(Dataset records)
•••••

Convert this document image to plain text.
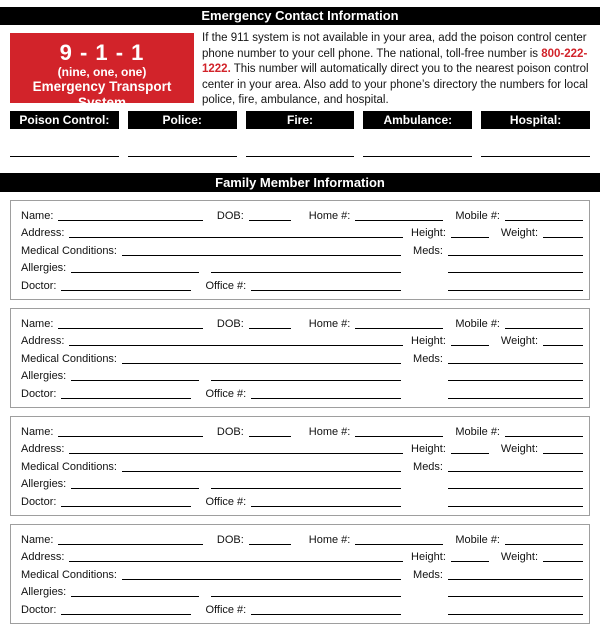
Emergency Contact Information
9 - 1 - 1
(nine, one, one)
Emergency Transport System

If the 911 system is not available in your area, add the poison control center phone number to your cell phone. The national, toll-free number is 800-222-1222. This number will automatically direct you to the nearest poison control center in your area. Also add to your phone’s directory the numbers for local police, fire, ambulance, and hospital.

Poison Control:	Police:	Fire:	Ambulance:	Hospital:
Family Member Information
Name:	DOB:	Home #:	Mobile #:
Address:	Height:	Weight:
Medical Conditions:	Meds:
Allergies:
Doctor:	Office #:
Name:	DOB:	Home #:	Mobile #:
Address:	Height:	Weight:
Medical Conditions:	Meds:
Allergies:
Doctor:	Office #:
Name:	DOB:	Home #:	Mobile #:
Address:	Height:	Weight:
Medical Conditions:	Meds:
Allergies:
Doctor:	Office #:
Name:	DOB:	Home #:	Mobile #:
Address:	Height:	Weight:
Medical Conditions:	Meds:
Allergies:
Doctor:	Office #:
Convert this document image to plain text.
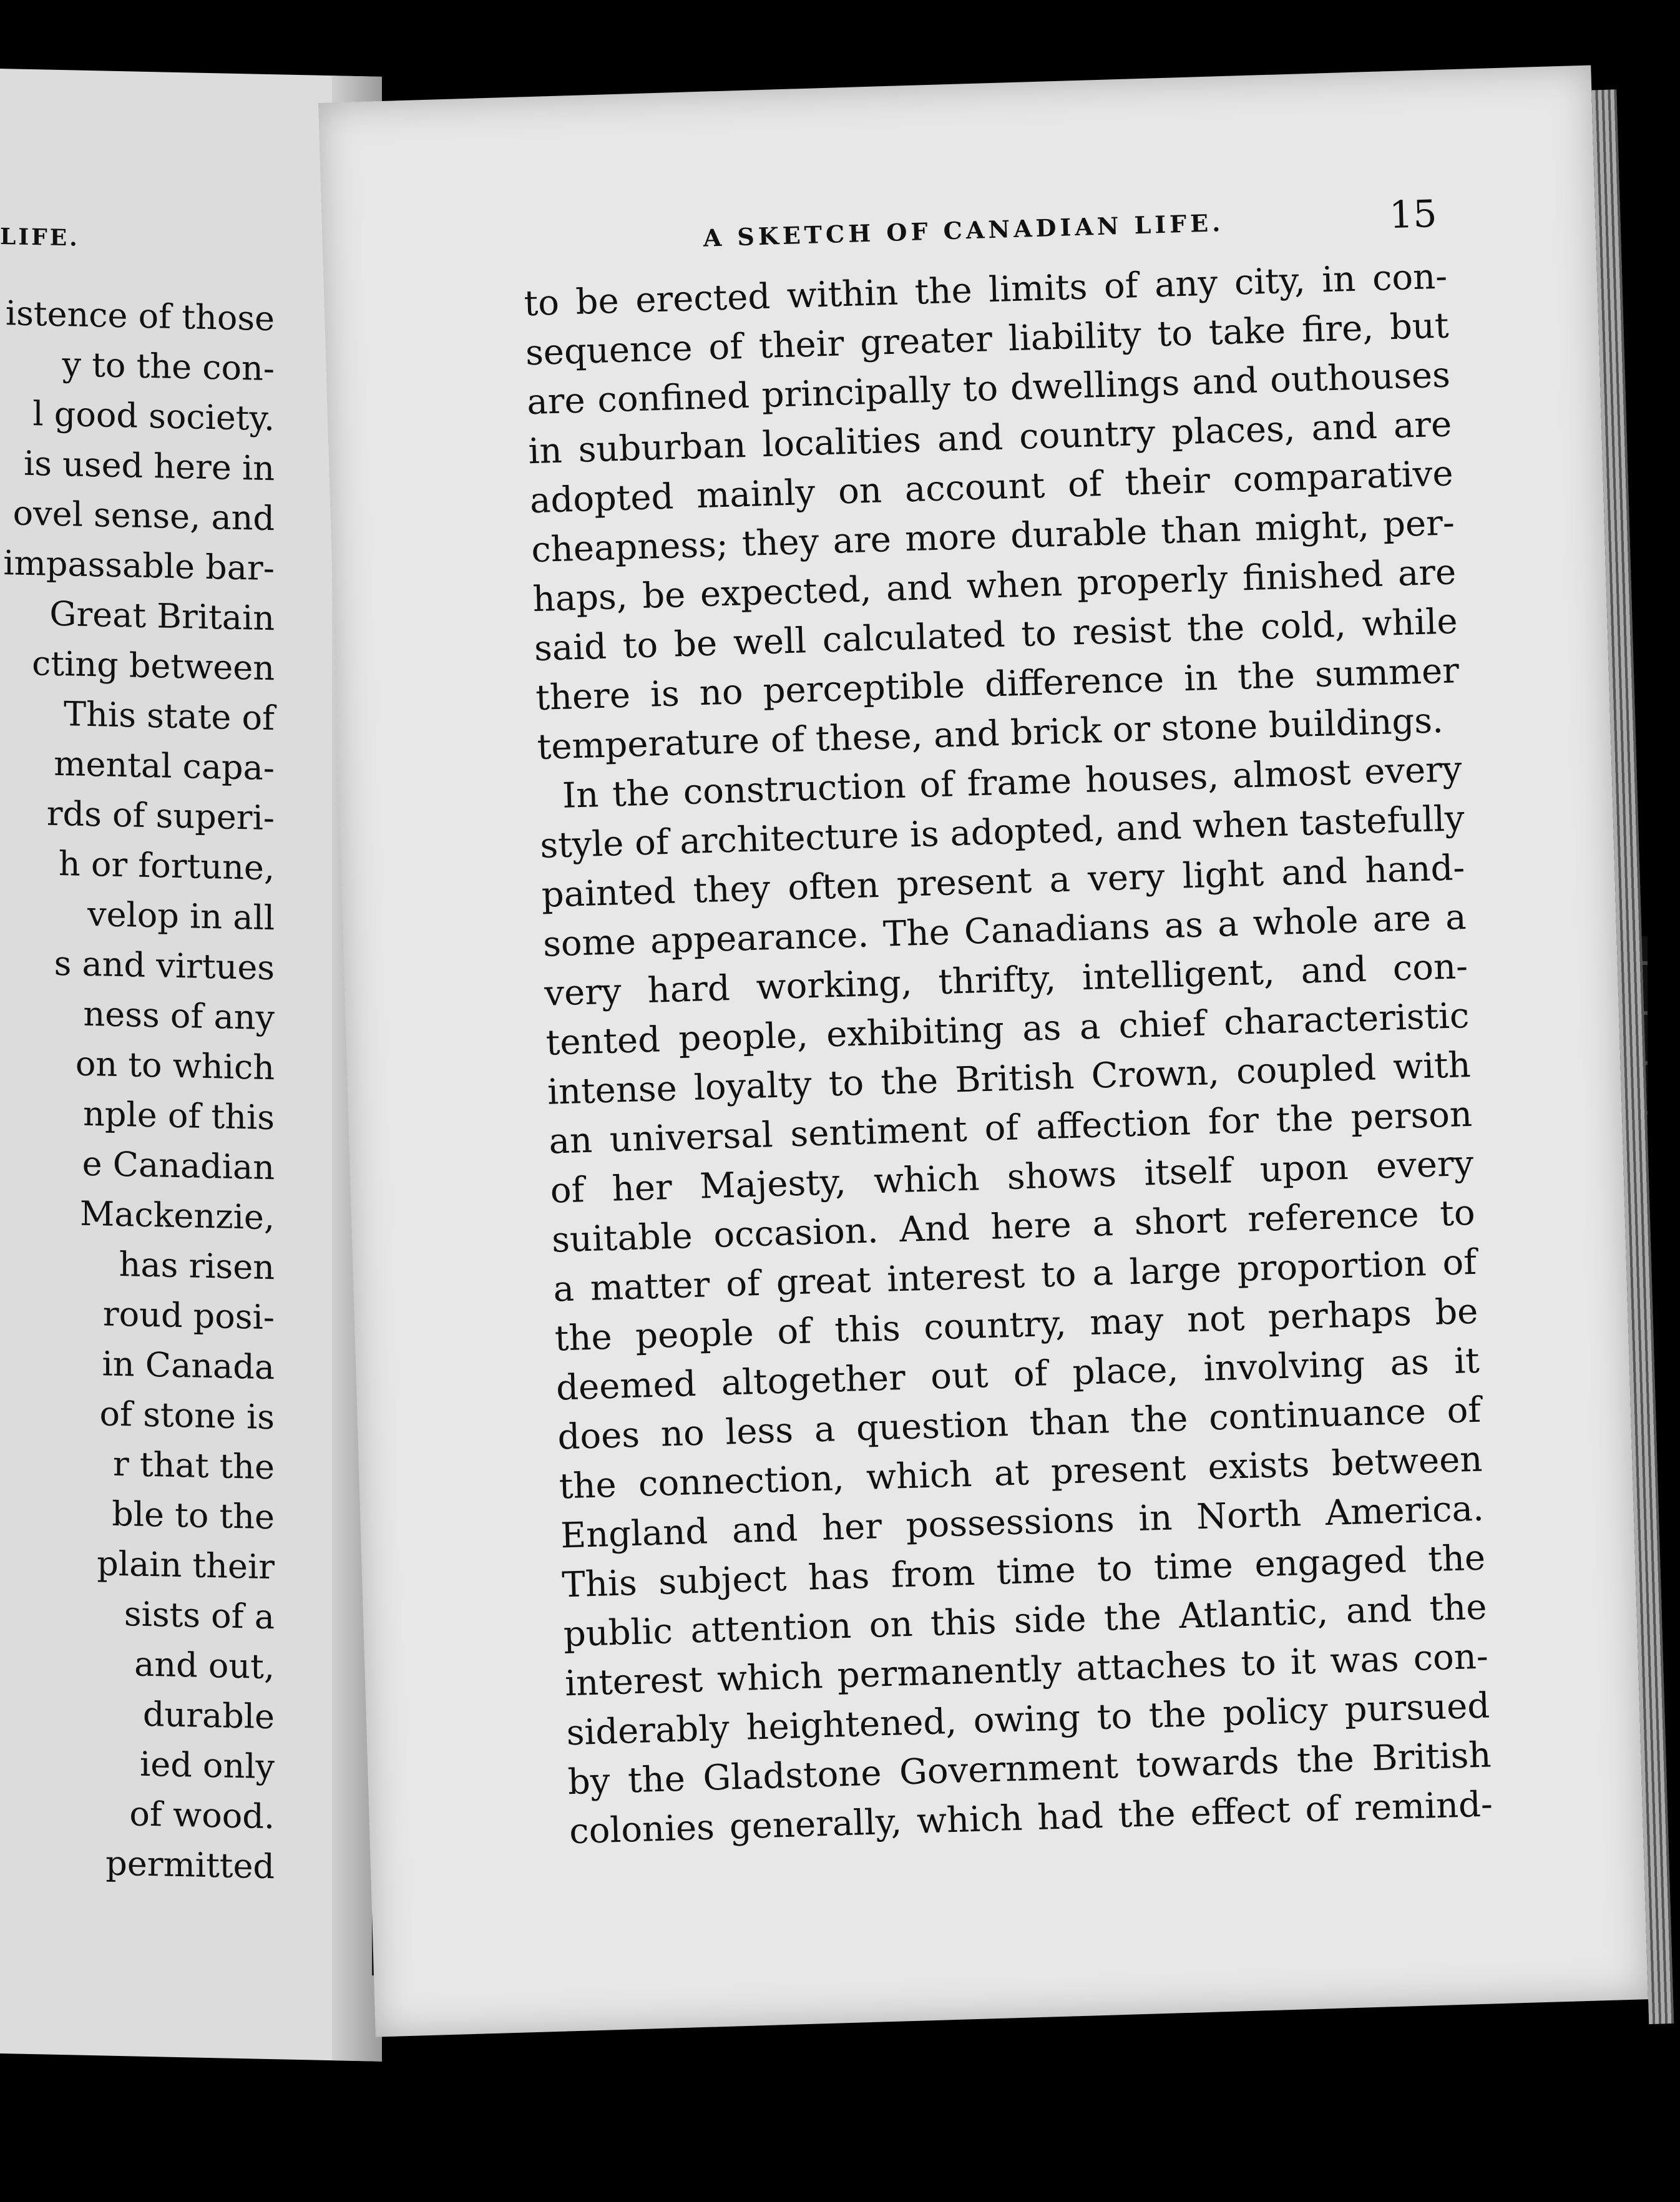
LIFE.
istence of those
y to the con-
l good society.
is used here in
ovel sense, and
impassable bar-
Great Britain
cting between
This state of
mental capa-
rds of superi-
h or fortune,
velop in all
s and virtues
ness of any
on to which
nple of this
e Canadian
Mackenzie,
has risen
roud posi-
in Canada
of stone is
r that the
ble to the
plain their
sists of a
and out,
durable
ied only
of wood.
permitted
A SKETCH OF CANADIAN LIFE.	15
to be erected within the limits of any city, in con-
sequence of their greater liability to take fire, but
are confined principally to dwellings and outhouses
in suburban localities and country places, and are
adopted mainly on account of their comparative
cheapness; they are more durable than might, per-
haps, be expected, and when properly finished are
said to be well calculated to resist the cold, while
there is no perceptible difference in the summer
temperature of these, and brick or stone buildings.
In the construction of frame houses, almost every
style of architecture is adopted, and when tastefully
painted they often present a very light and hand-
some appearance. The Canadians as a whole are a
very hard working, thrifty, intelligent, and con-
tented people, exhibiting as a chief characteristic
intense loyalty to the British Crown, coupled with
an universal sentiment of affection for the person
of her Majesty, which shows itself upon every
suitable occasion. And here a short reference to
a matter of great interest to a large proportion of
the people of this country, may not perhaps be
deemed altogether out of place, involving as it
does no less a question than the continuance of
the connection, which at present exists between
England and her possessions in North America.
This subject has from time to time engaged the
public attention on this side the Atlantic, and the
interest which permanently attaches to it was con-
siderably heightened, owing to the policy pursued
by the Gladstone Government towards the British
colonies generally, which had the effect of remind-
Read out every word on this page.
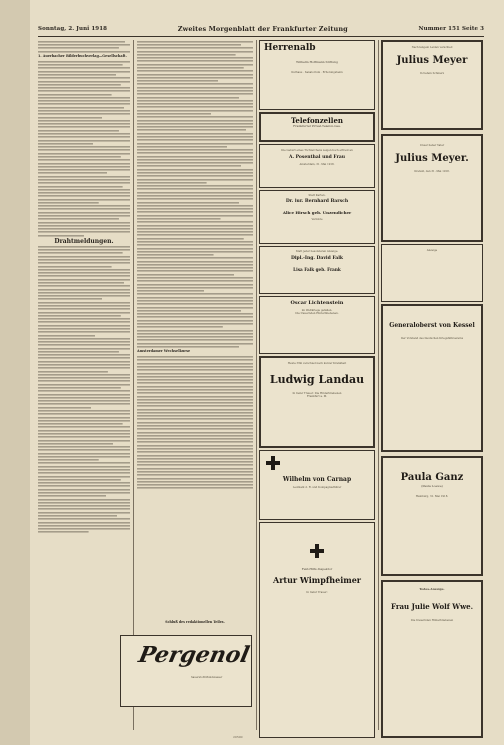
Sonntag, 2. Juni 1918	Zweites Morgenblatt der Frankfurter Zeitung	Nummer 151 Seite 3
1. Auerbacher Bilderbuchverlag—Gesellschaft.
Drahtmeldungen.
Amsterdamer Wechselkurse
Schluß des redaktionellen Teiles.
Pergenol
Sauerstoff-Mundwasser
Herrenalb
Wilhelm Hoffmann Stiftung
Kurhaus · Sanatorium · Erholungsheim
Telefonzellen
Frankfurter Privat-Telefon-Ges.
Die Geburt eines Töchterchens zeigen hoch erfreut an
A. Posenthal und Frau
Amsterdam, 31. Mai 1918.
Statt Karten.
Dr. iur. Bernhard Barsch
Alice Hirsch geb. Unzendicher
Verlobte
Statt jeder besonderen Anzeige.
Dipl.-Ing. David Falk
Lisa Falk geb. Frank
Oscar Lichtenstein
im Weltkriege gefallen.
Die trauernden Hinterbliebenen.
Heute früh verschied nach kurzer Krankheit
Ludwig Landau
In tiefer Trauer: Die Hinterbliebenen
Frankfurt a. M.
Wilhelm von Carnap
Leutnant d. R. und Kompagnieführer
Feld-Hilfs-Inspektor
Artur Wimpfheimer
In tiefer Trauer:
Nach langem Leiden verschied
Julius Meyer
In tiefem Schmerz
Unser lieber Vater
Julius Meyer.
Krefeld, den 31. Mai 1918.
Anzeige
Generaloberst von Kessel
Der Vorstand des Deutschen Kriegshilfsvereins
Paula Ganz
(Paula Loewe)
Hamburg, 31. Mai 1918.
Todes-Anzeige.
Frau Julie Wolf Wwe.
Die trauernden Hinterbliebenen
20500
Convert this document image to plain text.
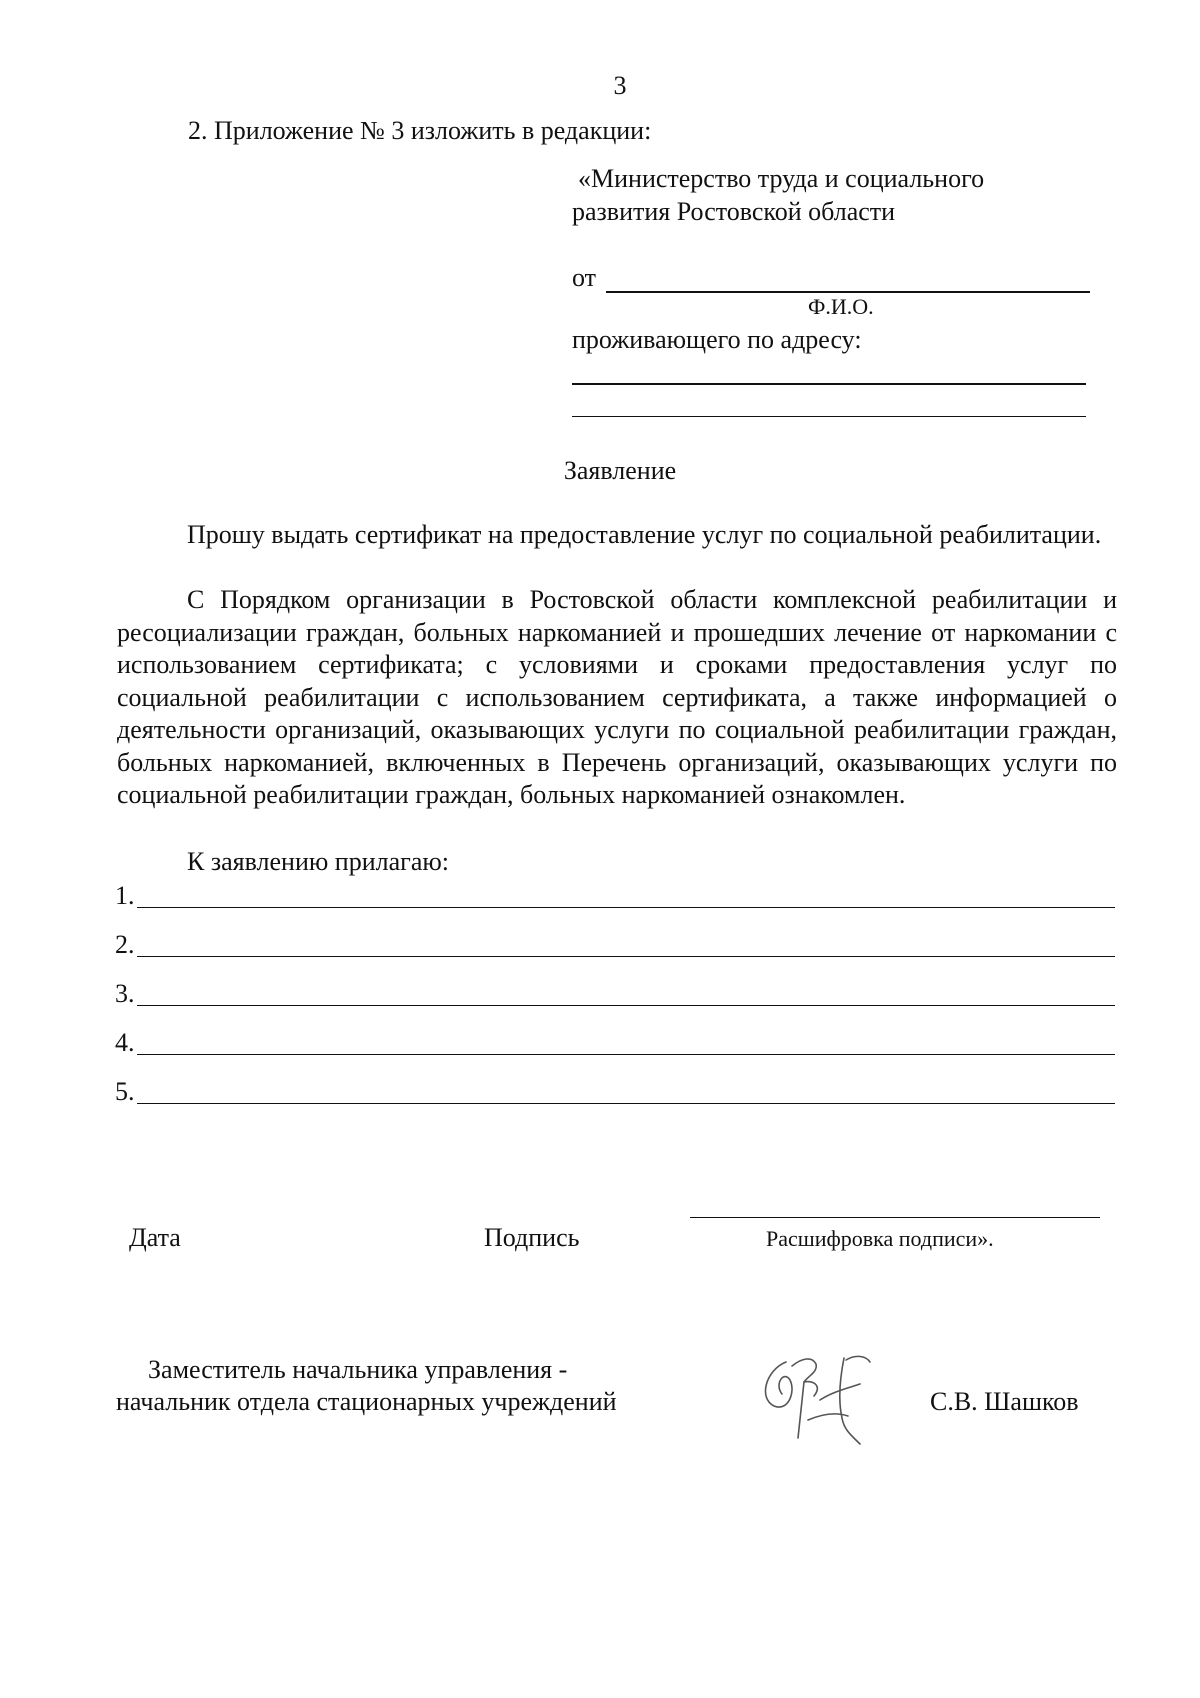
3
2. Приложение № 3 изложить в редакции:
«Министерство труда и социального
развития Ростовской области
от
Ф.И.О.
проживающего по адресу:
Заявление

Прошу выдать сертификат на предоставление услуг по социальной реабилитации.

С Порядком организации в Ростовской области комплексной реабилитации и ресоциализации граждан, больных наркоманией и прошедших лечение от наркомании с использованием сертификата; с условиями и сроками предоставления услуг по социальной реабилитации с использованием сертификата, а также информацией о деятельности организаций, оказывающих услуги по социальной реабилитации граждан, больных наркоманией, включенных в Перечень организаций, оказывающих услуги по социальной реабилитации граждан, больных наркоманией ознакомлен.

К заявлению прилагаю:
1.
2.
3.
4.
5.
Дата	Подпись	Расшифровка подписи».
Заместитель начальника управления -
начальник отдела стационарных учреждений	С.В. Шашков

•••••

Problem to work on =
Omit pictures; set down the rest of the material word for word.

Answer =
Convert this document image to plain text.
Emergency Contact Information
9 - 1 - 1
(nine, one, one)
Emergency Transport System

If the 911 system is not available in your area, add the poison control center phone number to your cell phone. The national, toll-free number is 800-222-1222. This number will automatically direct you to the nearest poison control center in your area. Also add to your phone’s directory the numbers for local police, fire, ambulance, and hospital.

Poison Control:	Police:	Fire:	Ambulance:	Hospital:
Family Member Information
Name:	DOB:	Home #:	Mobile #:
Address:	Height:	Weight:
Medical Conditions:	Meds:
Allergies:
Doctor:	Office #:
Name:	DOB:	Home #:	Mobile #:
Address:	Height:	Weight:
Medical Conditions:	Meds:
Allergies:
Doctor:	Office #:
Name:	DOB:	Home #:	Mobile #:
Address:	Height:	Weight:
Medical Conditions:	Meds:
Allergies:
Doctor:	Office #:
Name:	DOB:	Home #:	Mobile #:
Address:	Height:	Weight:
Medical Conditions:	Meds:
Allergies:
Doctor:	Office #:
Convert this document image to plain text.
LIFE.
istence of those
y to the con-
l good society.
is used here in
ovel sense, and
impassable bar-
Great Britain
cting between
This state of
mental capa-
rds of superi-
h or fortune,
velop in all
s and virtues
ness of any
on to which
nple of this
e Canadian
Mackenzie,
has risen
roud posi-
in Canada
of stone is
r that the
ble to the
plain their
sists of a
and out,
durable
ied only
of wood.
permitted
A SKETCH OF CANADIAN LIFE.	15
to be erected within the limits of any city, in con-
sequence of their greater liability to take fire, but
are confined principally to dwellings and outhouses
in suburban localities and country places, and are
adopted mainly on account of their comparative
cheapness; they are more durable than might, per-
haps, be expected, and when properly finished are
said to be well calculated to resist the cold, while
there is no perceptible difference in the summer
temperature of these, and brick or stone buildings.
In the construction of frame houses, almost every
style of architecture is adopted, and when tastefully
painted they often present a very light and hand-
some appearance. The Canadians as a whole are a
very hard working, thrifty, intelligent, and con-
tented people, exhibiting as a chief characteristic
intense loyalty to the British Crown, coupled with
an universal sentiment of affection for the person
of her Majesty, which shows itself upon every
suitable occasion. And here a short reference to
a matter of great interest to a large proportion of
the people of this country, may not perhaps be
deemed altogether out of place, involving as it
does no less a question than the continuance of
the connection, which at present exists between
England and her possessions in North America.
This subject has from time to time engaged the
public attention on this side the Atlantic, and the
interest which permanently attaches to it was con-
siderably heightened, owing to the policy pursued
by the Gladstone Government towards the British
colonies generally, which had the effect of remind-
Read out every word on this page.
Sonntag, 2. Juni 1918	Zweites Morgenblatt der Frankfurter Zeitung	Nummer 151 Seite 3
1. Auerbacher Bilderbuchverlag—Gesellschaft.
Drahtmeldungen.
Amsterdamer Wechselkurse
Schluß des redaktionellen Teiles.
Pergenol
Sauerstoff-Mundwasser
Herrenalb
Wilhelm Hoffmann Stiftung
Kurhaus · Sanatorium · Erholungsheim
Telefonzellen
Frankfurter Privat-Telefon-Ges.
Die Geburt eines Töchterchens zeigen hoch erfreut an
A. Posenthal und Frau
Amsterdam, 31. Mai 1918.
Statt Karten.
Dr. iur. Bernhard Barsch
Alice Hirsch geb. Unzendicher
Verlobte
Statt jeder besonderen Anzeige.
Dipl.-Ing. David Falk
Lisa Falk geb. Frank
Oscar Lichtenstein
im Weltkriege gefallen.
Die trauernden Hinterbliebenen.
Heute früh verschied nach kurzer Krankheit
Ludwig Landau
In tiefer Trauer: Die Hinterbliebenen
Frankfurt a. M.
Wilhelm von Carnap
Leutnant d. R. und Kompagnieführer
Feld-Hilfs-Inspektor
Artur Wimpfheimer
In tiefer Trauer:
Nach langem Leiden verschied
Julius Meyer
In tiefem Schmerz
Unser lieber Vater
Julius Meyer.
Krefeld, den 31. Mai 1918.
Anzeige
Generaloberst von Kessel
Der Vorstand des Deutschen Kriegshilfsvereins
Paula Ganz
(Paula Loewe)
Hamburg, 31. Mai 1918.
Todes-Anzeige.
Frau Julie Wolf Wwe.
Die trauernden Hinterbliebenen
20500
Convert this document image to plain text.
3
2. Приложение № 3 изложить в редакции:
«Министерство труда и социального
развития Ростовской области
от
Ф.И.О.
проживающего по адресу:
Заявление

Прошу выдать сертификат на предоставление услуг по социальной реабилитации.

С Порядком организации в Ростовской области комплексной реабилитации и ресоциализации граждан, больных наркоманией и прошедших лечение от наркомании с использованием сертификата; с условиями и сроками предоставления услуг по социальной реабилитации с использованием сертификата, а также информацией о деятельности организаций, оказывающих услуги по социальной реабилитации граждан, больных наркоманией, включенных в Перечень организаций, оказывающих услуги по социальной реабилитации граждан, больных наркоманией ознакомлен.

К заявлению прилагаю:
1.
2.
3.
4.
5.
Дата	Подпись	Расшифровка подписи».
Заместитель начальника управления -
начальник отдела стационарных учреждений	С.В. Шашков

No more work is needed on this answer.